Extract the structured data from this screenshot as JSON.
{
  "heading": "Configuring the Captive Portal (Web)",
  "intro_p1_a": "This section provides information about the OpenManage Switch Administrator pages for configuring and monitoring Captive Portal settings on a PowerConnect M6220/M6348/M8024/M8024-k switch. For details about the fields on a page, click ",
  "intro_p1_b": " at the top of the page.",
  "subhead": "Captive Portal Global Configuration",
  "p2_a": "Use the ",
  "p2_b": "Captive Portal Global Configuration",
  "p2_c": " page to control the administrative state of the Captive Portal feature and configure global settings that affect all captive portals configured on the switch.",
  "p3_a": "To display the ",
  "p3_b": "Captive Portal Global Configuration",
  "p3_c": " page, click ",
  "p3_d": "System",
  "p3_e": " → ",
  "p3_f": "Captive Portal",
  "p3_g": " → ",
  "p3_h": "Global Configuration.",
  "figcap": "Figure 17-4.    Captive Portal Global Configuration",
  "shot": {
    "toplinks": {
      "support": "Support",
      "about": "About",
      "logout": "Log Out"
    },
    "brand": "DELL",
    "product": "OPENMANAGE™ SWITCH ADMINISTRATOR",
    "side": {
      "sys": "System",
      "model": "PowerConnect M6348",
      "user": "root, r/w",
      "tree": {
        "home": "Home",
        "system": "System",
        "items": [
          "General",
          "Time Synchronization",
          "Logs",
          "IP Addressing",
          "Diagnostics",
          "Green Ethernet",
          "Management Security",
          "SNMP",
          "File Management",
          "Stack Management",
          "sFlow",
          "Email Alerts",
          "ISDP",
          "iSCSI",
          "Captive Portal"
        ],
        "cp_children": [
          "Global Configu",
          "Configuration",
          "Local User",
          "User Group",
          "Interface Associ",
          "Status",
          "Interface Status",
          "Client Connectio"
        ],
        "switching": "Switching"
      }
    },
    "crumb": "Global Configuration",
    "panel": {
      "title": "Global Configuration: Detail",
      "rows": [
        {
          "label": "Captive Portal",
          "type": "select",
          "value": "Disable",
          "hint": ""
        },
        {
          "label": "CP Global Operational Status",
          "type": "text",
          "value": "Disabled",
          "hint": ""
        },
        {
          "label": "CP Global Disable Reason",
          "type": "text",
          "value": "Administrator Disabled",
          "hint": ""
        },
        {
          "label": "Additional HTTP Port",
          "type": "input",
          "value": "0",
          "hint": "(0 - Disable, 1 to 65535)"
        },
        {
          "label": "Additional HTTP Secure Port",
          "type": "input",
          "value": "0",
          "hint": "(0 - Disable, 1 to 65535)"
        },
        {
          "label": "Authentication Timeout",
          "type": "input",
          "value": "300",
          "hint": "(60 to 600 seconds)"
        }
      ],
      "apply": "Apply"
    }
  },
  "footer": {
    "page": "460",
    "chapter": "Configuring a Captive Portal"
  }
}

----

- Aim of the exercise
Using the records above, pull out each line where the word "label" occurs.

- Answer to the task
          "label": "Captive Portal",
          "label": "CP Global Operational Status",
          "label": "CP Global Disable Reason",
          "label": "Additional HTTP Port",
          "label": "Additional HTTP Secure Port",
          "label": "Authentication Timeout",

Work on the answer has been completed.